Raw records:
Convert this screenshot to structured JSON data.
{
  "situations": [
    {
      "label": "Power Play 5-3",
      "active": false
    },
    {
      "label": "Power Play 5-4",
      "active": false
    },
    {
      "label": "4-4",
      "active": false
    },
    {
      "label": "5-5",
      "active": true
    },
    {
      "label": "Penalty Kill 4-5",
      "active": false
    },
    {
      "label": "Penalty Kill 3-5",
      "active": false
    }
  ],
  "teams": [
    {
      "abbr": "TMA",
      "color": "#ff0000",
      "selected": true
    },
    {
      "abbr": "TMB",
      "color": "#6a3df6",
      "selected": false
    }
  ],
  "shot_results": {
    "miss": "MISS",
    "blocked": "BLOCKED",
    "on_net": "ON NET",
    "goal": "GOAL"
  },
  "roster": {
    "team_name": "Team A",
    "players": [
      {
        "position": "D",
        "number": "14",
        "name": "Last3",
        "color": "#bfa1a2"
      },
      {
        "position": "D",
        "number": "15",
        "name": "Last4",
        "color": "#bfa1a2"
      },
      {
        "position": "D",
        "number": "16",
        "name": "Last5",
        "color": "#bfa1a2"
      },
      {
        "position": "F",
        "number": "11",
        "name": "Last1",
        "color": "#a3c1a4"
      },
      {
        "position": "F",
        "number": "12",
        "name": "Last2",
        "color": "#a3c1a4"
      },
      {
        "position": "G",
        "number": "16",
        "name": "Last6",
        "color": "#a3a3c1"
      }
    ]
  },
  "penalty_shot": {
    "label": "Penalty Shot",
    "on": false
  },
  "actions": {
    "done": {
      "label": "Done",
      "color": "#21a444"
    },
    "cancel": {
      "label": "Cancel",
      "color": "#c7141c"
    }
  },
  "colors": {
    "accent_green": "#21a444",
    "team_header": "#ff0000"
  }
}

## Description of the task
Extract the data exactly as given.

## Exercise answer
Convert this screenshot to structured JSON data.
{
  "situations": [
    {
      "label": "Power Play 5-3",
      "active": false
    },
    {
      "label": "Power Play 5-4",
      "active": false
    },
    {
      "label": "4-4",
      "active": false
    },
    {
      "label": "5-5",
      "active": true
    },
    {
      "label": "Penalty Kill 4-5",
      "active": false
    },
    {
      "label": "Penalty Kill 3-5",
      "active": false
    }
  ],
  "teams": [
    {
      "abbr": "TMA",
      "color": "#ff0000",
      "selected": true
    },
    {
      "abbr": "TMB",
      "color": "#6a3df6",
      "selected": false
    }
  ],
  "shot_results": {
    "miss": "MISS",
    "blocked": "BLOCKED",
    "on_net": "ON NET",
    "goal": "GOAL"
  },
  "roster": {
    "team_name": "Team A",
    "players": [
      {
        "position": "D",
        "number": "14",
        "name": "Last3",
        "color": "#bfa1a2"
      },
      {
        "position": "D",
        "number": "15",
        "name": "Last4",
        "color": "#bfa1a2"
      },
      {
        "position": "D",
        "number": "16",
        "name": "Last5",
        "color": "#bfa1a2"
      },
      {
        "position": "F",
        "number": "11",
        "name": "Last1",
        "color": "#a3c1a4"
      },
      {
        "position": "F",
        "number": "12",
        "name": "Last2",
        "color": "#a3c1a4"
      },
      {
        "position": "G",
        "number": "16",
        "name": "Last6",
        "color": "#a3a3c1"
      }
    ]
  },
  "penalty_shot": {
    "label": "Penalty Shot",
    "on": false
  },
  "actions": {
    "done": {
      "label": "Done",
      "color": "#21a444"
    },
    "cancel": {
      "label": "Cancel",
      "color": "#c7141c"
    }
  },
  "colors": {
    "accent_green": "#21a444",
    "team_header": "#ff0000"
  }
}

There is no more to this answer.